● **Given request**:
Copy every line in which the string "settings" occurs.

--- Begin Data provided ---

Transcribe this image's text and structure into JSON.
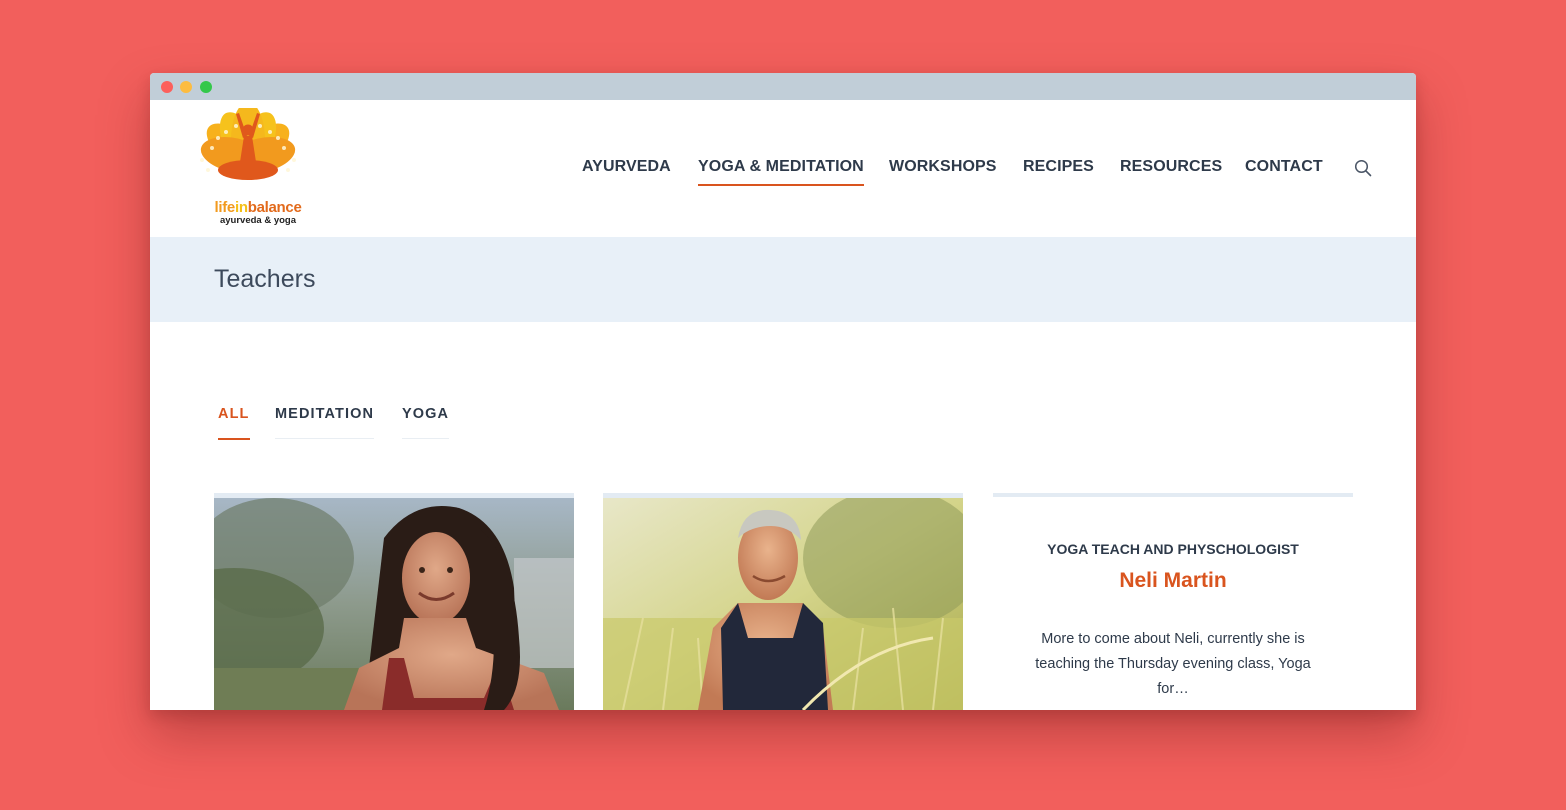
{
  "logo": {
    "name_part1": "life",
    "name_part2": "in",
    "name_part3": "balance",
    "subtitle": "ayurveda & yoga"
  },
  "nav": {
    "items": [
      {
        "label": "AYURVEDA"
      },
      {
        "label": "YOGA & MEDITATION",
        "active": true
      },
      {
        "label": "WORKSHOPS"
      },
      {
        "label": "RECIPES"
      },
      {
        "label": "RESOURCES"
      },
      {
        "label": "CONTACT"
      }
    ],
    "search_icon": "search-icon"
  },
  "page": {
    "title": "Teachers"
  },
  "filters": [
    {
      "label": "ALL",
      "active": true
    },
    {
      "label": "MEDITATION"
    },
    {
      "label": "YOGA"
    }
  ],
  "teacher": {
    "role": "YOGA TEACH AND PHYSCHOLOGIST",
    "name": "Neli Martin",
    "excerpt": "More to come about Neli, currently she is teaching the Thursday evening class, Yoga for…"
  },
  "colors": {
    "accent": "#d9541e",
    "background": "#f25f5c",
    "banner": "#e8f0f8",
    "text": "#2e3a4a"
  }
}
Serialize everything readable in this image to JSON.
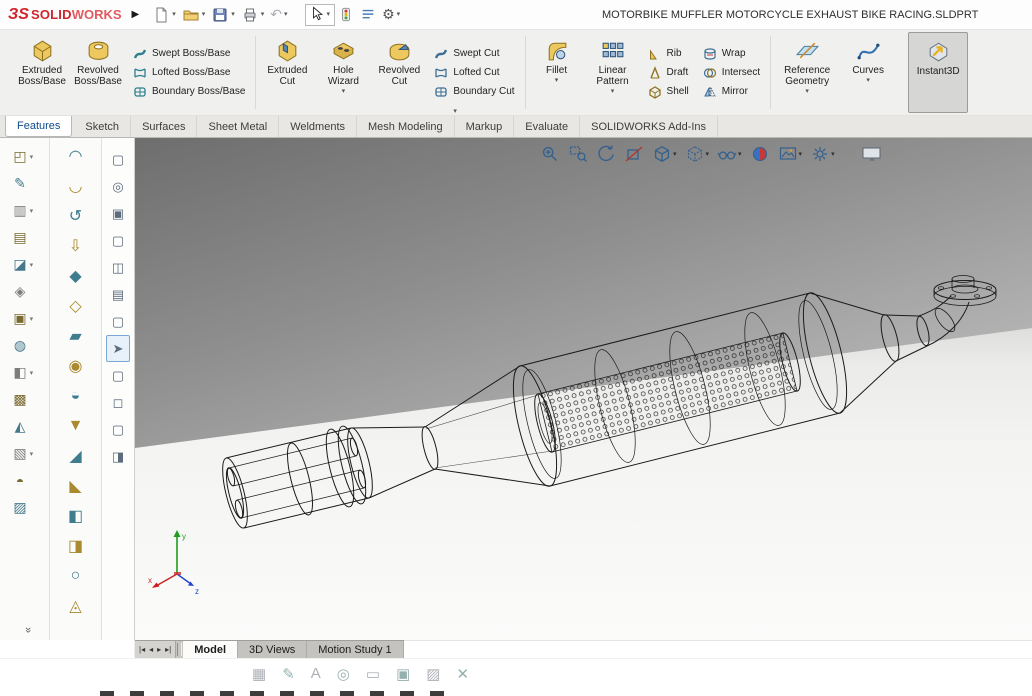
{
  "window": {
    "brand_mark": "ЗS",
    "brand_bold": "SOLID",
    "brand_light": "WORKS",
    "document_title": "MOTORBIKE MUFFLER MOTORCYCLE EXHAUST BIKE RACING.SLDPRT"
  },
  "colors": {
    "brand_red": "#d1232a",
    "feature_gold": "#ecc85f",
    "feature_teal": "#2e7f8f",
    "steel_blue": "#4a7dbd",
    "viewport_wall": "#8a8a8a",
    "viewport_floor": "#f2f2f0"
  },
  "ribbon": {
    "boss": {
      "extruded": "Extruded Boss/Base",
      "revolved": "Revolved Boss/Base",
      "swept": "Swept Boss/Base",
      "lofted": "Lofted Boss/Base",
      "boundary": "Boundary Boss/Base"
    },
    "cut": {
      "extruded": "Extruded Cut",
      "hole_wizard": "Hole Wizard",
      "revolved": "Revolved Cut",
      "swept": "Swept Cut",
      "lofted": "Lofted Cut",
      "boundary": "Boundary Cut"
    },
    "features": {
      "fillet": "Fillet",
      "linear_pattern": "Linear Pattern",
      "rib": "Rib",
      "draft": "Draft",
      "shell": "Shell",
      "wrap": "Wrap",
      "intersect": "Intersect",
      "mirror": "Mirror"
    },
    "reference": {
      "reference_geometry": "Reference Geometry",
      "curves": "Curves"
    },
    "instant3d": "Instant3D"
  },
  "command_tabs": [
    {
      "label": "Features",
      "active": true
    },
    {
      "label": "Sketch"
    },
    {
      "label": "Surfaces"
    },
    {
      "label": "Sheet Metal"
    },
    {
      "label": "Weldments"
    },
    {
      "label": "Mesh Modeling"
    },
    {
      "label": "Markup"
    },
    {
      "label": "Evaluate"
    },
    {
      "label": "SOLIDWORKS Add-Ins"
    }
  ],
  "left_toolbar_primary": [
    {
      "glyph": "◰",
      "dropdown": "▾"
    },
    {
      "glyph": "✎"
    },
    {
      "glyph": "▥",
      "dropdown": "▾"
    },
    {
      "glyph": "▤"
    },
    {
      "glyph": "◪",
      "dropdown": "▾"
    },
    {
      "glyph": "◈"
    },
    {
      "glyph": "▣",
      "dropdown": "▾"
    },
    {
      "glyph": "◍"
    },
    {
      "glyph": "◧",
      "dropdown": "▾"
    },
    {
      "glyph": "▩"
    },
    {
      "glyph": "◭"
    },
    {
      "glyph": "▧",
      "dropdown": "▾"
    },
    {
      "glyph": "◓"
    },
    {
      "glyph": "▨"
    }
  ],
  "left_toolbar_secondary": [
    "◠",
    "◡",
    "↺",
    "⇩",
    "◆",
    "◇",
    "▰",
    "◉",
    "◒",
    "▼",
    "◢",
    "◣",
    "◧",
    "◨",
    "○",
    "◬"
  ],
  "view_toolbar": [
    {
      "glyph": "▢"
    },
    {
      "glyph": "◎"
    },
    {
      "glyph": "▣"
    },
    {
      "glyph": "▢"
    },
    {
      "glyph": "◫"
    },
    {
      "glyph": "▤"
    },
    {
      "glyph": "▢"
    },
    {
      "glyph": "➤",
      "active": true
    },
    {
      "glyph": "▢"
    },
    {
      "glyph": "◻"
    },
    {
      "glyph": "▢"
    },
    {
      "glyph": "◨"
    }
  ],
  "heads_up_icons": [
    "zoom-to-fit",
    "zoom-to-area",
    "previous-view",
    "section-view",
    "view-orientation",
    "display-style",
    "hide-show-items",
    "edit-appearance",
    "apply-scene",
    "view-settings",
    "full-screen"
  ],
  "sheet_nav": [
    "|◂",
    "◂",
    "▸",
    "▸|"
  ],
  "bottom_tabs": [
    {
      "label": "Model",
      "active": true
    },
    {
      "label": "3D Views"
    },
    {
      "label": "Motion Study 1"
    }
  ],
  "triad": {
    "x": "x",
    "y": "y",
    "z": "z"
  },
  "disabled_toolbar": [
    "▦",
    "✎",
    "A",
    "◎",
    "▭",
    "▣",
    "▨",
    "✕"
  ]
}
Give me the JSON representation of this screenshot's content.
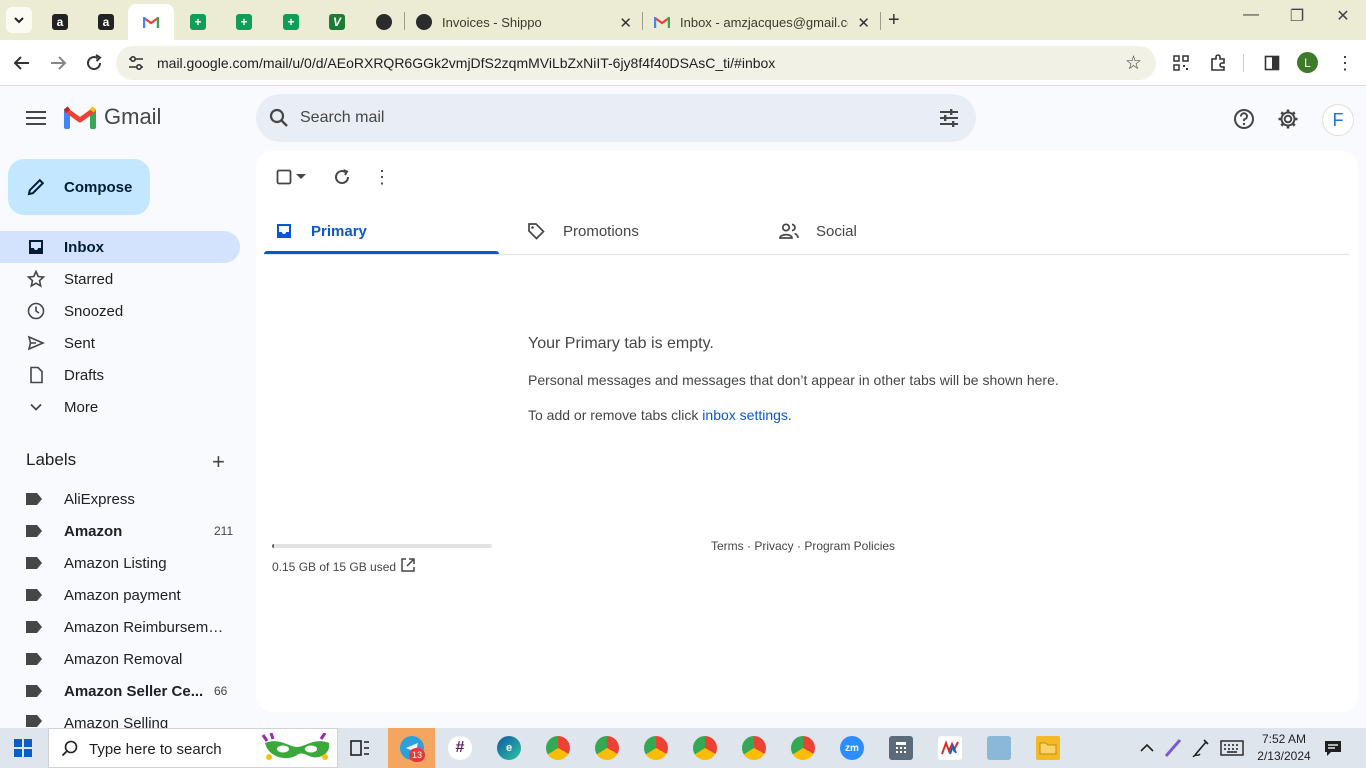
{
  "browser": {
    "tabs": [
      {
        "id": "amazon-1",
        "letter": "a"
      },
      {
        "id": "amazon-2",
        "letter": "a"
      },
      {
        "id": "gmail-active"
      },
      {
        "id": "sheets-1"
      },
      {
        "id": "sheets-2"
      },
      {
        "id": "sheets-3"
      },
      {
        "id": "vaughn"
      },
      {
        "id": "shippo-globe"
      },
      {
        "title": "Invoices - Shippo"
      },
      {
        "title": "Inbox - amzjacques@gmail.com"
      }
    ],
    "url": "mail.google.com/mail/u/0/d/AEoRXRQR6GGk2vmjDfS2zqmMViLbZxNiIT-6jy8f4f40DSAsC_ti/#inbox",
    "profile_initial": "L"
  },
  "gmail": {
    "logo_text": "Gmail",
    "search_placeholder": "Search mail",
    "avatar_initial": "F",
    "compose_label": "Compose",
    "nav": [
      {
        "label": "Inbox",
        "icon": "inbox-icon",
        "active": true
      },
      {
        "label": "Starred",
        "icon": "star-icon"
      },
      {
        "label": "Snoozed",
        "icon": "clock-icon"
      },
      {
        "label": "Sent",
        "icon": "send-icon"
      },
      {
        "label": "Drafts",
        "icon": "draft-icon"
      },
      {
        "label": "More",
        "icon": "chevron-down-icon"
      }
    ],
    "labels_heading": "Labels",
    "labels": [
      {
        "name": "AliExpress",
        "count": ""
      },
      {
        "name": "Amazon",
        "count": "211",
        "bold": true
      },
      {
        "name": "Amazon Listing",
        "count": ""
      },
      {
        "name": "Amazon payment",
        "count": ""
      },
      {
        "name": "Amazon Reimbursemen...",
        "count": ""
      },
      {
        "name": "Amazon Removal",
        "count": ""
      },
      {
        "name": "Amazon Seller Ce...",
        "count": "66",
        "bold": true
      },
      {
        "name": "Amazon Selling",
        "count": ""
      }
    ],
    "category_tabs": [
      {
        "label": "Primary",
        "icon": "inbox-icon",
        "active": true
      },
      {
        "label": "Promotions",
        "icon": "tag-icon"
      },
      {
        "label": "Social",
        "icon": "people-icon"
      }
    ],
    "empty_title": "Your Primary tab is empty.",
    "empty_sub": "Personal messages and messages that don’t appear in other tabs will be shown here.",
    "empty_link_prefix": "To add or remove tabs click ",
    "empty_link": "inbox settings",
    "empty_link_suffix": ".",
    "storage_text": "0.15 GB of 15 GB used",
    "storage_fraction": 0.01,
    "footer_links": "Terms · Privacy · Program Policies"
  },
  "taskbar": {
    "search_placeholder": "Type here to search",
    "telegram_badge": "13",
    "time": "7:52 AM",
    "date": "2/13/2024"
  }
}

--- End Data provided ---

● **Solved problem**:
    "view-settings",
    "empty_link": "inbox settings",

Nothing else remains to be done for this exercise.